▶ **WHAT TO PRODUCE**:
Check every line below for the string "this", and copy the lines that contain it.
== PROVIDED INFORMATION ==
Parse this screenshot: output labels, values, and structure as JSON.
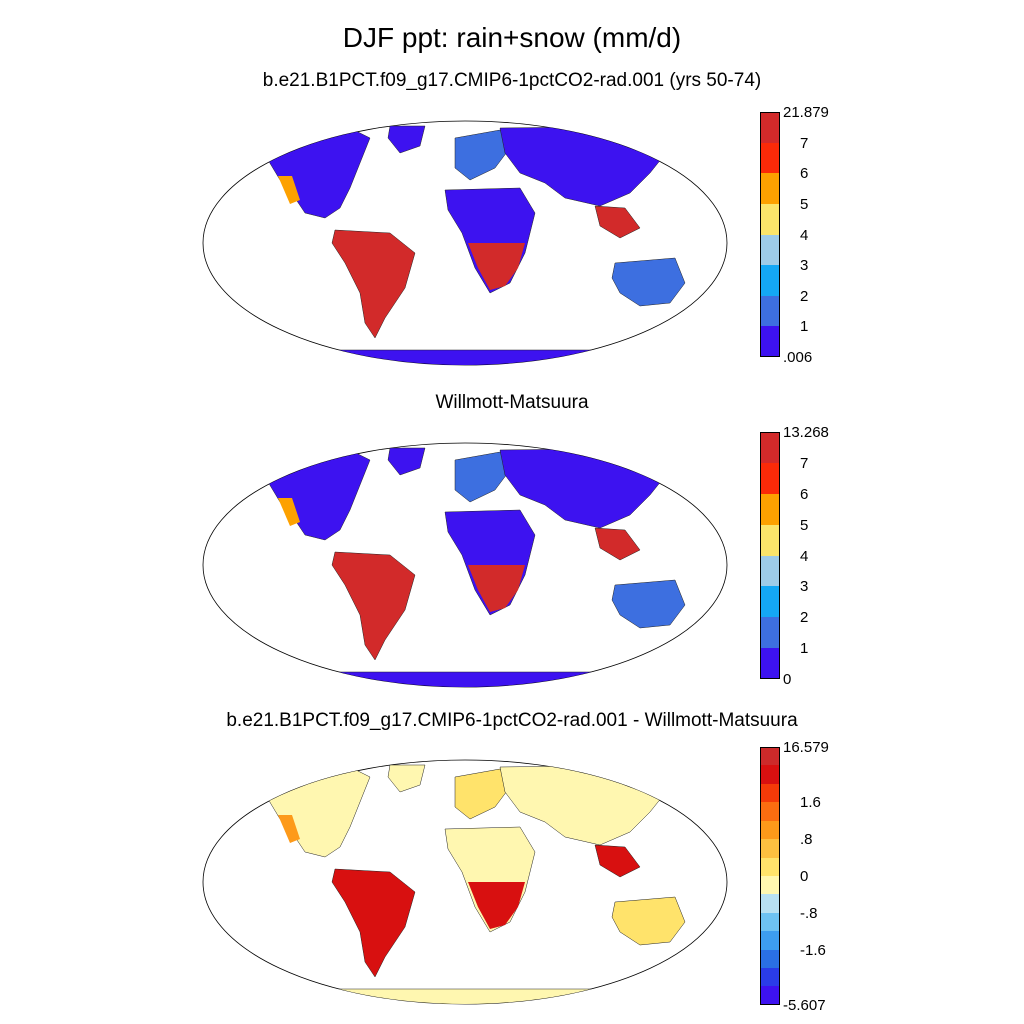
===
== PROVIDED INFORMATION ==
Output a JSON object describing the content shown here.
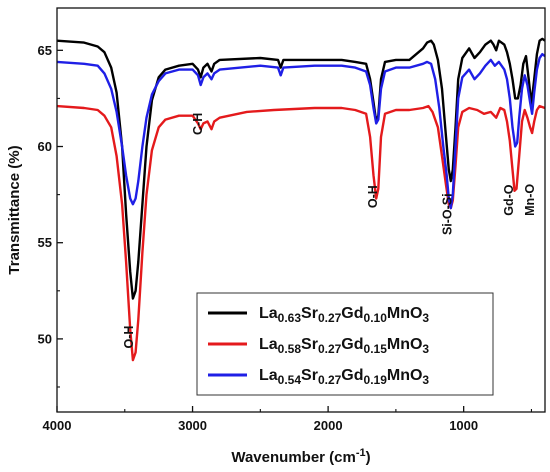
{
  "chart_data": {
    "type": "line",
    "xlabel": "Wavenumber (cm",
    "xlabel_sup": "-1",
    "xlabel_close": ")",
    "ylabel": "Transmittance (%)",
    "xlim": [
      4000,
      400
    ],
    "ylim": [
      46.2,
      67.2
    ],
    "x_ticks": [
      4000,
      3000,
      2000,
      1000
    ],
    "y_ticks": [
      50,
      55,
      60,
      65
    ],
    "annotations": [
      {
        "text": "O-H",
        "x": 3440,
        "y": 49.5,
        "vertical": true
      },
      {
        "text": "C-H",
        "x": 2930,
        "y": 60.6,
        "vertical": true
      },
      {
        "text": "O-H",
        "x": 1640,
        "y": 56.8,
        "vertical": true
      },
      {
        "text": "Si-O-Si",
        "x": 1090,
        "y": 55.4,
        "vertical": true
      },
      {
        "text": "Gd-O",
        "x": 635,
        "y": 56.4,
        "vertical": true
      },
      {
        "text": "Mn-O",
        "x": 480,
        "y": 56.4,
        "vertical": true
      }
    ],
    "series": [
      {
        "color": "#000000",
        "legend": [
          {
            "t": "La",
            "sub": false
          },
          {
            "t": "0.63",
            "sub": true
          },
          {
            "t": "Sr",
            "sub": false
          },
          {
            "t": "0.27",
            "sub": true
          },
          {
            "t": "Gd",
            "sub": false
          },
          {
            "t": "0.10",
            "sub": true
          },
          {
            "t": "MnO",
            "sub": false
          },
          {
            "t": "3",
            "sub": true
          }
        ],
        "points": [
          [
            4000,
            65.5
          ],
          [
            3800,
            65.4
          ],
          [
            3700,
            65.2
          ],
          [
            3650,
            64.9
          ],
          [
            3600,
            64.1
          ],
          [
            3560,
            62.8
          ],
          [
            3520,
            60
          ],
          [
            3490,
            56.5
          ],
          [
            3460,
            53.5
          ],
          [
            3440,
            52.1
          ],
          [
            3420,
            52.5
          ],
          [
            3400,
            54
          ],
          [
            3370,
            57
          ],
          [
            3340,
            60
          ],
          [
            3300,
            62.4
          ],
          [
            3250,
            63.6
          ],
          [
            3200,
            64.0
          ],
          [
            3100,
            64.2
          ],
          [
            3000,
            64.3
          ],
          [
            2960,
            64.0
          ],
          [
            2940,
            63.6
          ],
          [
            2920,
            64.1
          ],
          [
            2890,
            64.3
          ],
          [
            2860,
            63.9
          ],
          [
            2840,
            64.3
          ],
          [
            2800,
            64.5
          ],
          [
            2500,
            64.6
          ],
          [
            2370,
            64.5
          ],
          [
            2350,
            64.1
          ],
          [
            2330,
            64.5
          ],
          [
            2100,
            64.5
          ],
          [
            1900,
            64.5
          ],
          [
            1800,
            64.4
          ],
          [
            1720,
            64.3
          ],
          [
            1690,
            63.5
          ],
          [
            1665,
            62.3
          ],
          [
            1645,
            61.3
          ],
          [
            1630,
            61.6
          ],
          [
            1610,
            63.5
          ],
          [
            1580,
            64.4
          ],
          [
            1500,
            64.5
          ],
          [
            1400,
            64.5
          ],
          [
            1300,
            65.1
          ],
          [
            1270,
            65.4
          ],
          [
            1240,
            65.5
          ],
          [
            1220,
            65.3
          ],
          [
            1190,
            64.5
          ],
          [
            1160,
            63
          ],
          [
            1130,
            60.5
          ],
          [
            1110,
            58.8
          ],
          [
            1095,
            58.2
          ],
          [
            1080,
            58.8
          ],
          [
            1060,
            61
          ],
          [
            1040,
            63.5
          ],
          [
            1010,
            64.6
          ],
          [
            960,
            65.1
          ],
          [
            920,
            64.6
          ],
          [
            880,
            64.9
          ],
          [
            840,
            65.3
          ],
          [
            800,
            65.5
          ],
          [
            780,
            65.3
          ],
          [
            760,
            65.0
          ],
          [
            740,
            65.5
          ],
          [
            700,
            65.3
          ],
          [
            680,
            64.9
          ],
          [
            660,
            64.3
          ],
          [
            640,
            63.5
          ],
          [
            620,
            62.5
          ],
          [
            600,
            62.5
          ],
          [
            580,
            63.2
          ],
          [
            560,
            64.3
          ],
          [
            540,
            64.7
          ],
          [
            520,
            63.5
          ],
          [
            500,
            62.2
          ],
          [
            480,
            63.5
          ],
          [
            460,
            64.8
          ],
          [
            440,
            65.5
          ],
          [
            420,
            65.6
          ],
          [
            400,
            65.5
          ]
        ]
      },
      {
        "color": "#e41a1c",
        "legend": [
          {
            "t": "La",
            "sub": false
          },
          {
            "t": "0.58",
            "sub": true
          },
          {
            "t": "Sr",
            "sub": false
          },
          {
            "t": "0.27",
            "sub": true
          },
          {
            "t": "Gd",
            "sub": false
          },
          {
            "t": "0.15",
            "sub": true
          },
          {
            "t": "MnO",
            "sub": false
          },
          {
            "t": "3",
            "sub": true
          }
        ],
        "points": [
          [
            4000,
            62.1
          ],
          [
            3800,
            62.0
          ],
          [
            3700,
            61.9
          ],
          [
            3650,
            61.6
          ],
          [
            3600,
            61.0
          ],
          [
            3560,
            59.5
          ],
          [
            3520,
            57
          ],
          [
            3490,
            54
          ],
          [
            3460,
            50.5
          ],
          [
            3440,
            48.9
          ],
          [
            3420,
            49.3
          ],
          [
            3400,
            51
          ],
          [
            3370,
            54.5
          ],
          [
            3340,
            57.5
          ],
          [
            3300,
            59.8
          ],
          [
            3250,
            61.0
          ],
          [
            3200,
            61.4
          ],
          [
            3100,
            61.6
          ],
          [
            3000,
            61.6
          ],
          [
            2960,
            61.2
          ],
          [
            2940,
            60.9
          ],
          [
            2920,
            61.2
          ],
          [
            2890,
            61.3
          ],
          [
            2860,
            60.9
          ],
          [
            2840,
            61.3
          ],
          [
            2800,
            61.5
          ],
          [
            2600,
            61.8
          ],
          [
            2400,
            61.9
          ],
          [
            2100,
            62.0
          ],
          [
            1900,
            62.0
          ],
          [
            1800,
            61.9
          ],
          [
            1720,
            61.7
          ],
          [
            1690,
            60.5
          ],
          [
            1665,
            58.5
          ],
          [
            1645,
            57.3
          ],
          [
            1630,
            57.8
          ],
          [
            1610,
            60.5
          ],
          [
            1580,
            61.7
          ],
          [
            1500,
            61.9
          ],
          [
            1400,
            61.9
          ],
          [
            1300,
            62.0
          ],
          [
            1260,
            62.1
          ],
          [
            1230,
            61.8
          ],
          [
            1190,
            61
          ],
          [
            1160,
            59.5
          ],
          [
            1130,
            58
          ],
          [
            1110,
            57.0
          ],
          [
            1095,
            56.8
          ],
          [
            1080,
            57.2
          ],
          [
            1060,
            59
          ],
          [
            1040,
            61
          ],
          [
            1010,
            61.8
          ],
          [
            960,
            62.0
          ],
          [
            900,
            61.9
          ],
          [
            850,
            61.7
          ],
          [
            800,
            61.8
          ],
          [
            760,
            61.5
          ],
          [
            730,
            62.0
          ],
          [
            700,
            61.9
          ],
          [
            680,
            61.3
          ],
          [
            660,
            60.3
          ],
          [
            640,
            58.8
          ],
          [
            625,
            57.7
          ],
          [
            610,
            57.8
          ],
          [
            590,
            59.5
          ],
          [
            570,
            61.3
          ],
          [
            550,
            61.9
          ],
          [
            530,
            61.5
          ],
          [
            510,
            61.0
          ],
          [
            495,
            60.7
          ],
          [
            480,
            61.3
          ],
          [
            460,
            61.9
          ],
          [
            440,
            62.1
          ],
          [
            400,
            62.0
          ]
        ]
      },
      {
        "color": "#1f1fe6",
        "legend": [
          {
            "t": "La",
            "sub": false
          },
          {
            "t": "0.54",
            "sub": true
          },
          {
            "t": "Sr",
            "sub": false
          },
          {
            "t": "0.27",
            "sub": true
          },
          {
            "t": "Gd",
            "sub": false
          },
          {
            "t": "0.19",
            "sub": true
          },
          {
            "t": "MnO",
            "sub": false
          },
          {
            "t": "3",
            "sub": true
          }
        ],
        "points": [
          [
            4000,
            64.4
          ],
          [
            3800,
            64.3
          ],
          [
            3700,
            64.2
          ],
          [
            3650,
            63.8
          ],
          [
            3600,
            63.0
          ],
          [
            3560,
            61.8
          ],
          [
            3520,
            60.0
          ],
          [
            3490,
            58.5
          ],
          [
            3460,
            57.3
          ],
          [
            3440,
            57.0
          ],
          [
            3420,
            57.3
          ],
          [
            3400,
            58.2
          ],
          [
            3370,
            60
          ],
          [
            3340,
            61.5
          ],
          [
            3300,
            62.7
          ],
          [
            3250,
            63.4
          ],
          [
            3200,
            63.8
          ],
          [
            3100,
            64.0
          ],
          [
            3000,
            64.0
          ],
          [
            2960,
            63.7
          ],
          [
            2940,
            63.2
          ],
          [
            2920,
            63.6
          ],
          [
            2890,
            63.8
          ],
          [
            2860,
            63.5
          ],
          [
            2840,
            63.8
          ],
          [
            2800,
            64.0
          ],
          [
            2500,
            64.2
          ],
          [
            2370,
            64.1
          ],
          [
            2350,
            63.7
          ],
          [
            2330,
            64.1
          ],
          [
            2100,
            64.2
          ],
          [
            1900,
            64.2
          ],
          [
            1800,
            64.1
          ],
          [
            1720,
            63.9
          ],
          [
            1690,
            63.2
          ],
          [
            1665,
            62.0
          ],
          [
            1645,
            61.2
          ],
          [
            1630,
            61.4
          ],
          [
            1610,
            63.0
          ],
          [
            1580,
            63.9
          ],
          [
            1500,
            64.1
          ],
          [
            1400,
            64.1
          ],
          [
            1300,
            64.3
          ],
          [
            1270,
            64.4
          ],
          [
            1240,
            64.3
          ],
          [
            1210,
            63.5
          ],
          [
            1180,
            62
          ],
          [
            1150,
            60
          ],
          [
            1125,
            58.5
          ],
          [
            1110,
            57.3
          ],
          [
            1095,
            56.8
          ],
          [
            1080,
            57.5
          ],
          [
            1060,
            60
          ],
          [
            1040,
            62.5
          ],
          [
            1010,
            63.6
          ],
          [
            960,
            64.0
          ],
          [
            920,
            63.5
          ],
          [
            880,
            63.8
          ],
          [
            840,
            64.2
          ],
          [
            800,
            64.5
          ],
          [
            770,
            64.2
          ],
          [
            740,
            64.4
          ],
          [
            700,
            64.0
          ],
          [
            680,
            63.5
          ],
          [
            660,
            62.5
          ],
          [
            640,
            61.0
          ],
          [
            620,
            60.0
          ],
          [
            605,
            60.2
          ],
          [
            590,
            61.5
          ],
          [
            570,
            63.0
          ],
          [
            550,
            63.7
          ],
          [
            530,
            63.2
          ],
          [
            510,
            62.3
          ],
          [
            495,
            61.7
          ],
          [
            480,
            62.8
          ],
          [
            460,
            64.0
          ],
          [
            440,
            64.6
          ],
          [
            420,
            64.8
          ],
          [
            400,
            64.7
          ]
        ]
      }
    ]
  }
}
===
== PROVIDED INFORMATION ==
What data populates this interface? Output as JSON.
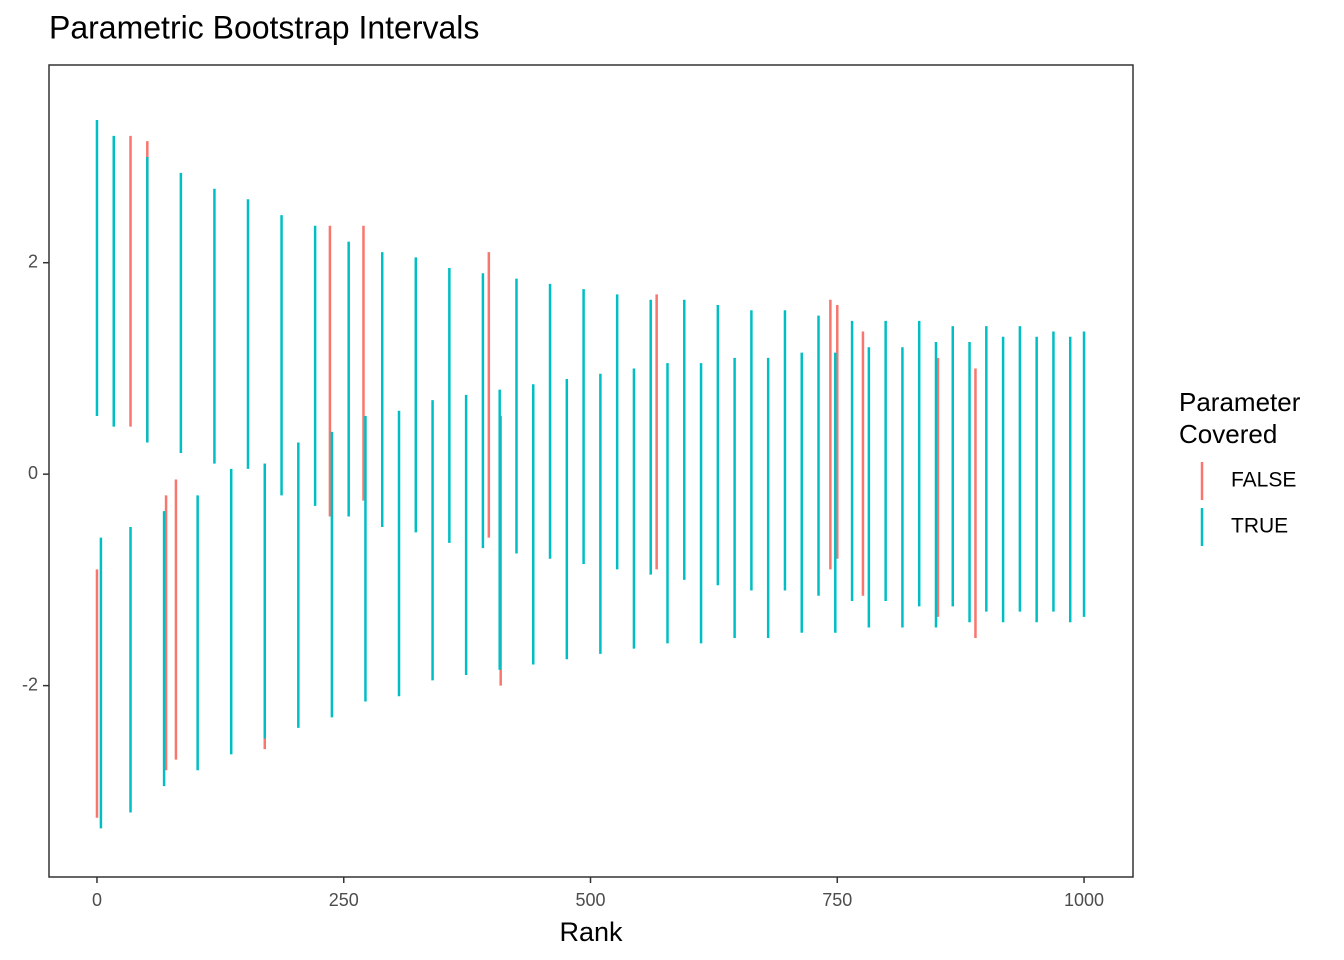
===
▶ **RESULT**:
Parse this screenshot: output labels, values, and structure as JSON.
What data populates this interface? Output as JSON.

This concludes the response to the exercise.